Work instructions.
The expected output is each line below containing "with", copied in full.

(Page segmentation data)
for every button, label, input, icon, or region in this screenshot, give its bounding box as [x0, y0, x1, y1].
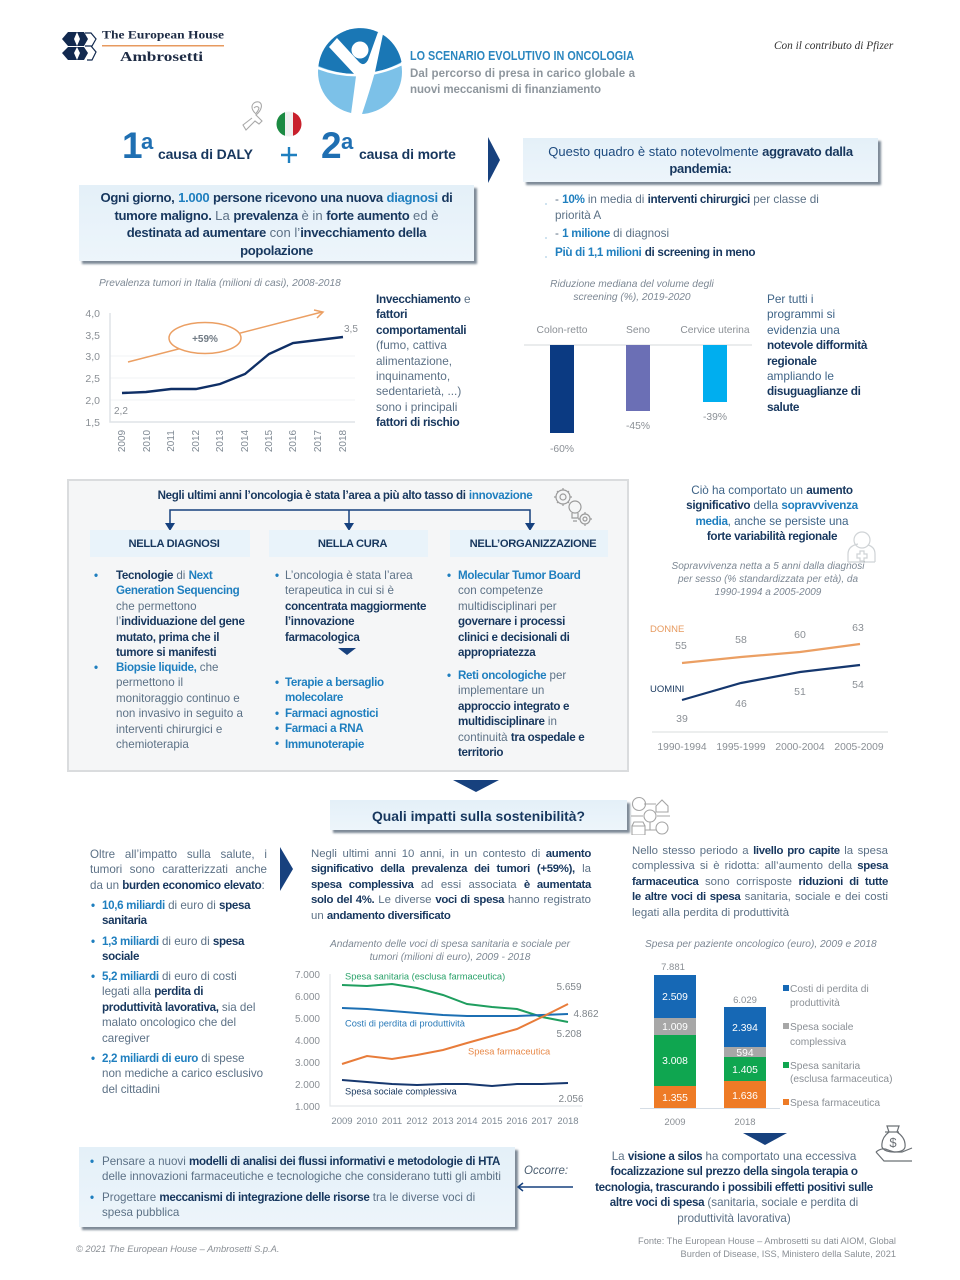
stat: second cause of death: 2 — [321, 125, 341, 166]
legend: Spesa sanitaria — [790, 1061, 861, 1072]
column: organizzazione: governare i processi — [458, 615, 565, 628]
column: organizzazione: • — [447, 669, 451, 682]
column: organizzazione: multidisciplinare in — [458, 715, 557, 728]
list: burden items: • — [91, 970, 95, 983]
panel: what is needed: Progettare meccanismi di integrazione delle risorse tra le diverse voci di — [102, 1191, 475, 1204]
column header: organizzazione: NELL’ORGANIZZAZIONE — [470, 538, 596, 550]
caption: survival chart: 1990-1994 a 2005-2009 — [715, 587, 821, 598]
chart: spending lines: Spesa sanitaria (esclusa farmaceutica) — [345, 972, 505, 982]
chart: per-patient stacked bars: 1.355 — [662, 1093, 688, 1104]
column: cura: terapeutica in cui si è — [285, 584, 394, 597]
stat: first cause of DALY: causa di DALY — [158, 146, 253, 162]
text: risk factors: comportamentali — [376, 323, 466, 337]
list: burden items: sanitaria — [102, 914, 147, 927]
column: organizzazione — [447, 569, 584, 759]
chart: prevalence line chart: 2012 — [191, 429, 202, 452]
text: risk factors: fattori — [376, 307, 407, 321]
chart: spending lines: 2018 — [557, 1116, 579, 1127]
chart: spending lines: 2016 — [506, 1116, 528, 1127]
chart: prevalence line chart: 2018 — [338, 429, 349, 452]
chart: spending lines: 1.000 — [295, 1102, 320, 1113]
panel: pandemic callout — [523, 138, 878, 182]
chart: prevalence line chart: 2,2 — [114, 406, 128, 417]
chart: per-patient stacked bars: 6.029 — [733, 995, 757, 1006]
chart: survival by sex: 54 — [852, 679, 864, 691]
chart: survival by sex: 39 — [676, 713, 688, 725]
panel: what is needed: • — [90, 1191, 94, 1204]
chart: prevalence line chart: 2013 — [215, 429, 226, 452]
stat: second cause of death: causa di morte — [359, 146, 456, 162]
panel: what is needed: spesa pubblica — [102, 1206, 179, 1219]
text: survival statement: media, anche se persiste una — [695, 515, 849, 528]
text: spending trend — [311, 848, 592, 922]
column: cura: Terapie a bersaglio — [285, 676, 384, 689]
list: burden items: 2,2 miliardi di euro di spese — [102, 1052, 244, 1065]
chart: spending lines: 2013 — [432, 1116, 454, 1127]
text: survival statement: Ciò ha comportato un aumento — [691, 484, 853, 497]
column: cura: Farmaci a RNA — [285, 722, 363, 735]
panel: daily diagnoses callout: tumore maligno. La prevalenza è in forte aumento ed è — [114, 208, 439, 222]
column: organizzazione: continuità tra ospedale e — [458, 731, 584, 744]
column: organizzazione: • — [447, 569, 451, 582]
chart: survival by sex: 46 — [735, 698, 747, 710]
column: diagnosi: permettono il — [116, 676, 183, 689]
chart: per-patient stacked bars: 2018 — [734, 1117, 756, 1128]
text: spending trend: un andamento diversificato — [311, 910, 451, 922]
text: risk factors: inquinamento, — [376, 369, 450, 383]
heading: sustainability question — [330, 800, 627, 830]
text: regional differences: disuguaglianze di — [767, 384, 861, 398]
column header: cura: NELLA CURA — [318, 538, 387, 550]
column: diagnosi: interventi chirurgici e — [116, 723, 222, 736]
chart: spending lines: 4.000 — [295, 1036, 320, 1047]
column: diagnosi: Biopsie liquide, che — [116, 661, 218, 674]
chart: prevalence line chart: 2014 — [240, 429, 251, 452]
text: per capita spending: le altre voci di spesa sanitaria, sociale e dei costi — [632, 891, 888, 903]
chart: spending lines: 2015 — [481, 1116, 503, 1127]
text: silos vision — [595, 1150, 873, 1225]
chart: per-patient stacked bars: 2.509 — [662, 992, 688, 1003]
panel: daily diagnoses callout: Ogni giorno, 1.000 persone ricevono una nuova diagnosi di — [101, 190, 452, 205]
title: report heading: Dal percorso di presa in carico globale a — [410, 68, 636, 80]
column: diagnosi: • — [94, 569, 98, 582]
text: per capita spending: Nello stesso periodo a livello pro capite la spesa — [632, 845, 888, 857]
column: diagnosi: Tecnologie di Next — [116, 569, 212, 582]
text: regional differences: Per tutti i — [767, 292, 814, 306]
text: risk factors: sedentarietà, ...) — [376, 384, 461, 398]
column: diagnosi: che permettono — [116, 600, 197, 613]
list: burden items: caregiver — [102, 1032, 150, 1045]
chart: spending lines — [295, 970, 599, 1127]
chart: spending lines: Costi di perdita di produttività — [345, 1018, 466, 1028]
chart: spending lines: 3.000 — [295, 1058, 320, 1069]
column: cura: farmacologica — [285, 631, 359, 644]
list: burden items: sociale — [102, 950, 139, 963]
chart: survival by sex: 2000-2004 — [775, 742, 825, 753]
chart: screening reduction bars — [524, 325, 752, 455]
text: regional differences: evidenzia una — [767, 323, 840, 337]
column: cura: • — [275, 569, 279, 582]
label: Occorre: Occorre: — [524, 1165, 568, 1177]
column: organizzazione: implementare un — [458, 684, 544, 697]
panel: daily diagnoses callout: popolazione — [240, 242, 313, 258]
text: spending trend: spesa complessiva ad essi associata è aumentata — [311, 879, 591, 891]
text: silos vision: focalizzazione sul prezzo della singola terapia o — [610, 1165, 858, 1178]
text: spending trend: Negli ultimi anni 10 anni, in un contesto di aumento — [311, 848, 591, 860]
text: regional differences: programmi si — [767, 307, 835, 321]
icon: people with cross — [847, 531, 876, 563]
caption: spending lines chart: Andamento delle voci di spesa sanitaria e sociale per — [330, 939, 570, 950]
chart: survival by sex: 51 — [794, 686, 806, 698]
logo: The European House Ambrosetti — [62, 28, 224, 65]
column: diagnosi: l’individuazione del gene — [116, 615, 245, 628]
stat: first cause of DALY: 1 — [122, 125, 142, 166]
text: risk factors: Invecchiamento e — [376, 292, 471, 306]
chart: survival by sex: 58 — [735, 634, 747, 646]
column: cura: • — [275, 737, 279, 750]
legend: Spesa sociale — [790, 1022, 854, 1033]
list: pandemic effects: Più di 1,1 milioni di screening in meno — [555, 246, 755, 259]
chart: per-patient stacked bars: 2.394 — [732, 1023, 758, 1034]
chart: survival by sex: 1990-1994 — [657, 742, 707, 753]
panel: innovation — [67, 479, 629, 772]
chart: prevalence line chart: 2,5 — [85, 373, 100, 385]
chart: survival by sex — [650, 622, 888, 753]
text: per capita spending — [632, 845, 888, 919]
chart: prevalence line chart — [85, 308, 358, 452]
list: burden items: del cittadini — [102, 1083, 160, 1096]
stat: first cause of DALY: a — [141, 129, 153, 154]
footer: copyright: © 2021 The European House – Ambrosetti S.p.A. — [76, 1244, 279, 1254]
chart: prevalence line chart: 3,5 — [85, 330, 100, 342]
chart: survival by sex: DONNE — [650, 624, 684, 635]
icon: gears and light bulb — [554, 488, 592, 526]
column header: cura — [269, 530, 428, 557]
list: burden items: non mediche a carico esclusivo — [102, 1067, 263, 1080]
list: burden items: 1,3 miliardi di euro di spesa — [102, 935, 244, 948]
text: survival statement — [686, 484, 858, 543]
chart: prevalence line chart: 3,5 — [344, 324, 358, 335]
chart: survival by sex: 60 — [794, 629, 806, 641]
column: cura: • — [275, 707, 279, 720]
list: pandemic effects — [545, 193, 819, 259]
column: cura: Farmaci agnostici — [285, 707, 378, 720]
chart: per-patient stacked bars: 594 — [736, 1048, 754, 1059]
chart: prevalence line chart: 3,0 — [85, 351, 100, 363]
chart: spending lines: 5.659 — [556, 982, 582, 993]
legend: produttività — [790, 998, 840, 1009]
legend: Spesa farmaceutica — [790, 1098, 880, 1109]
caption: prevalence chart: Prevalenza tumori in Italia (milioni di casi), 2008-2018 — [99, 278, 341, 289]
text: economic burden: tumori sono caratterizzati anche — [90, 863, 267, 876]
caption: survival chart: per sesso (% standardizzata per età), da — [678, 574, 858, 585]
column: organizzazione: multidisciplinari per — [458, 600, 557, 613]
icon: hand with money bag: $ — [889, 1135, 897, 1150]
text: regional differences: salute — [767, 400, 799, 414]
caption: per-patient chart: Spesa per paziente oncologico (euro), 2009 e 2018 — [645, 939, 877, 950]
chart: spending lines: 2.000 — [295, 1080, 320, 1091]
text: spending trend: significativo della prevalenza dei tumori (+59%), la — [311, 863, 591, 875]
text: risk factors: sono i principali — [376, 400, 457, 414]
chart: prevalence line chart: 2017 — [313, 429, 324, 452]
chart: spending lines: Spesa sociale complessiva — [345, 1086, 457, 1096]
text: risk factors: alimentazione, — [376, 354, 452, 368]
chart: prevalence line chart: 2015 — [264, 429, 275, 452]
text: regional differences: ampliando le — [767, 369, 834, 383]
chart: survival by sex: 63 — [852, 622, 864, 634]
logo: The European House Ambrosetti: Ambrosetti — [120, 50, 203, 65]
column header: organizzazione — [450, 530, 608, 557]
chart: survival by sex: 55 — [675, 640, 687, 652]
chart: spending lines: 2012 — [406, 1116, 428, 1127]
chart: per-patient stacked bars: 1.636 — [732, 1091, 758, 1102]
column: cura — [275, 569, 426, 751]
column: diagnosi: • — [94, 661, 98, 674]
column: cura: • — [275, 676, 279, 689]
caption: screening chart: Riduzione mediana del volume degli — [550, 279, 714, 290]
list: burden items: 5,2 miliardi di euro di costi — [102, 970, 237, 983]
chart: spending lines: 4.862 — [573, 1009, 599, 1020]
chart: spending lines: 5.208 — [556, 1029, 582, 1040]
caption: spending lines chart — [330, 939, 570, 963]
footer: source — [638, 1236, 896, 1259]
column: organizzazione: appropriatezza — [458, 646, 535, 659]
callout: +59% — [169, 322, 241, 354]
caption: screening chart: screening (%), 2019-2020 — [573, 292, 691, 303]
column: cura: L’oncologia è stata l’area — [285, 569, 413, 582]
title: report heading — [410, 49, 636, 95]
panel: what is needed: Pensare a nuovi modelli di analisi dei flussi informativi e metodologie di HTA — [102, 1155, 500, 1168]
legend — [783, 984, 892, 1109]
icon: Italian flag ball — [276, 112, 302, 136]
column: organizzazione: approccio integrato e — [458, 700, 569, 713]
text: economic burden: da un burden economico elevato: — [90, 879, 265, 892]
text: per capita spending: farmaceutica sono corrisposte riduzioni di tutte — [632, 876, 888, 888]
legend: Costi di perdita di — [790, 984, 869, 995]
list: burden items: • — [91, 1052, 95, 1065]
text: silos vision: altre voci di spesa (sanitaria, sociale e perdita di — [610, 1196, 858, 1209]
arrows: branching to three columns — [165, 509, 535, 530]
list: burden items: produttività lavorativa, sia del — [102, 1001, 255, 1014]
icon: plus sign — [281, 147, 297, 163]
icon: awareness ribbon — [242, 101, 263, 131]
icon: sustainability network — [631, 797, 670, 835]
arrow: down to silos text — [743, 1133, 787, 1145]
chart: spending lines: 6.000 — [295, 992, 320, 1003]
chart: prevalence line chart: 2010 — [142, 429, 153, 452]
column: diagnosi: Generation Sequencing — [116, 584, 239, 597]
column: diagnosi: monitoraggio continuo e — [116, 692, 240, 705]
chart: survival by sex: UOMINI — [650, 684, 684, 695]
column: diagnosi: tumore si manifesti — [116, 646, 216, 659]
heading: sustainability question: Quali impatti sulla sostenibilità? — [372, 808, 585, 824]
chart: prevalence line chart: 2009 — [117, 429, 128, 452]
text: survival statement: forte variabilità regionale — [707, 530, 837, 543]
list: burden items: • — [91, 935, 95, 948]
arrow: growth — [128, 310, 323, 362]
chart: per-patient stacked bars: 7.881 — [661, 962, 685, 973]
chart: spending lines: 2011 — [382, 1116, 402, 1127]
text: risk factors — [376, 292, 471, 429]
icon: hand with money bag — [876, 1125, 912, 1162]
chart: screening reduction bars: -60% — [550, 444, 574, 455]
text: risk factors: (fumo, cattiva — [376, 338, 447, 352]
column: organizzazione: con competenze — [458, 584, 543, 597]
text: economic burden: Oltre all’impatto sulla salute, i — [90, 848, 267, 861]
text: economic burden — [90, 848, 267, 1096]
column: organizzazione: Reti oncologiche per — [458, 669, 566, 682]
footer: source: Fonte: The European House – Ambrosetti su dati AIOM, Global — [638, 1236, 896, 1246]
column: cura: concentrata maggiormente — [285, 600, 426, 613]
chart: screening reduction bars: Cervice uterina — [680, 325, 750, 336]
callout: +59%: +59% — [192, 334, 218, 345]
column: cura: • — [275, 722, 279, 735]
column: cura: l’innovazione — [285, 615, 354, 628]
arrow: to pandemia panel — [488, 137, 500, 183]
chart: spending lines: 2009 — [331, 1116, 353, 1127]
panel: pandemic callout: Questo quadro è stato notevolmente aggravato dalla — [548, 144, 853, 159]
panel: daily diagnoses callout: destinata ad aumentare con l’invecchiamento della — [127, 225, 426, 240]
list: burden items: • — [91, 899, 95, 912]
list: pandemic effects: - 10% in media di interventi chirurgici per classe di — [555, 193, 819, 206]
credit: Pfizer contribution: Con il contributo di Pfizer — [774, 40, 893, 52]
chart: screening reduction bars: Seno — [626, 325, 650, 336]
text: regional differences: notevole difformità — [767, 338, 867, 352]
arrow: down triangle — [338, 648, 356, 655]
chart: per-patient stacked bars — [640, 962, 892, 1128]
text: per capita spending: complessiva si è ridotta: all’aumento della spesa — [632, 860, 888, 872]
chart: survival by sex: 2005-2009 — [834, 742, 884, 753]
chart: prevalence line chart: 2,0 — [85, 395, 100, 407]
text: silos vision: produttività lavorativa) — [677, 1212, 791, 1225]
chart: prevalence line chart: 2016 — [288, 429, 299, 452]
column header: diagnosi — [90, 530, 250, 557]
chart: survival by sex: 1995-1999 — [716, 742, 766, 753]
caption: survival chart — [672, 561, 865, 598]
list: burden items: malato oncologico che del — [102, 1016, 236, 1029]
chart: spending lines: 2014 — [456, 1116, 478, 1127]
arrow: to central text — [280, 847, 293, 891]
stat: first cause of DALY — [122, 125, 253, 166]
stat: second cause of death: a — [341, 129, 353, 154]
column: cura: Immunoterapie — [285, 738, 364, 751]
chart: spending lines: Spesa farmaceutica — [468, 1046, 551, 1056]
icon: oncology logo with figure — [318, 28, 402, 114]
chart: spending lines: 7.000 — [295, 970, 320, 981]
heading: innovation: Negli ultimi anni l’oncologia è stata l’area a più alto tasso di innovazione — [158, 489, 532, 502]
chart: prevalence line chart: 4,0 — [85, 308, 100, 320]
footer: source: Burden of Disease, ISS, Ministero della Salute, 2021 — [681, 1249, 896, 1259]
panel: what is needed: • — [90, 1155, 94, 1168]
chart: spending lines: 2.056 — [558, 1094, 584, 1105]
chart: screening reduction bars: -45% — [626, 421, 650, 432]
text: silos vision: La visione a silos ha comportato una eccessiva — [612, 1150, 856, 1163]
list: burden items: 10,6 miliardi di euro di spesa — [102, 899, 250, 912]
panel: what is needed — [79, 1147, 515, 1227]
chart: spending lines: 2010 — [356, 1116, 378, 1127]
caption: survival chart: Sopravvivenza netta a 5 anni dalla diagnosi — [672, 561, 864, 572]
list: pandemic effects: - 1 milione di diagnosi — [555, 227, 669, 240]
column header: diagnosi: NELLA DIAGNOSI — [128, 538, 220, 550]
text: silos vision: tecnologia, trascurando i possibili effetti positivi sulle — [595, 1181, 873, 1194]
list: burden items — [91, 899, 263, 1096]
panel: daily diagnoses callout — [79, 185, 474, 261]
legend: complessiva — [790, 1037, 846, 1048]
column: organizzazione: territorio — [458, 746, 503, 759]
column: diagnosi: chemioterapia — [116, 738, 189, 751]
column: diagnosi — [94, 569, 245, 751]
text: regional differences — [767, 292, 868, 414]
column: diagnosi: mutato, prima che il — [116, 631, 219, 644]
chart: spending lines: 5.000 — [295, 1014, 320, 1025]
chart: per-patient stacked bars: 1.009 — [662, 1022, 688, 1033]
chart: screening reduction bars: Colon-retto — [537, 325, 588, 336]
chart: prevalence line chart: 1,5 — [85, 417, 100, 429]
column: organizzazione: Molecular Tumor Board — [458, 569, 581, 582]
column: cura: molecolare — [285, 691, 343, 704]
arrow: to what is needed — [517, 1182, 573, 1192]
stat: second cause of death — [321, 125, 456, 166]
column: diagnosi: non invasivo in seguito a — [116, 707, 243, 720]
text: survival statement: significativo della sopravvivenza — [686, 499, 858, 512]
logo: The European House Ambrosetti: The European House — [102, 28, 224, 42]
chart: screening reduction bars: -39% — [703, 412, 727, 423]
text: risk factors: fattori di rischio — [376, 415, 459, 429]
caption: spending lines chart: tumori (milioni di euro), 2009 - 2018 — [370, 952, 530, 963]
text: regional differences: regionale — [767, 354, 817, 368]
chart: per-patient stacked bars: 1.405 — [732, 1065, 758, 1076]
legend: (esclusa farmaceutica) — [790, 1074, 892, 1085]
chart: spending lines: 2017 — [531, 1116, 553, 1127]
chart: prevalence line chart: 2011 — [166, 430, 177, 452]
panel: pandemic callout: pandemia: — [669, 161, 732, 176]
chart: per-patient stacked bars: 3.008 — [662, 1056, 688, 1067]
column: organizzazione: clinici e decisionali di — [458, 631, 570, 644]
text: spending trend: solo del 4%. Le diverse voci di spesa hanno registrato — [311, 894, 591, 906]
list: pandemic effects: priorità A — [555, 209, 601, 222]
panel: what is needed: delle innovazioni farmaceutiche e tecnologiche che considerano tutti gli ambiti — [102, 1170, 501, 1183]
arrow: down to sustainability — [453, 780, 499, 792]
chart: per-patient stacked bars: 2009 — [664, 1117, 686, 1128]
list: burden items: legati alla perdita di — [102, 985, 203, 998]
text: per capita spending: legati alla perdita di produttività — [632, 907, 789, 919]
caption: screening chart — [550, 279, 714, 303]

Your response.
icon: people with cross — [847, 531, 876, 563]
icon: hand with money bag: $ — [889, 1135, 897, 1150]
icon: hand with money bag — [876, 1125, 912, 1162]
icon: oncology logo with figure — [318, 28, 402, 114]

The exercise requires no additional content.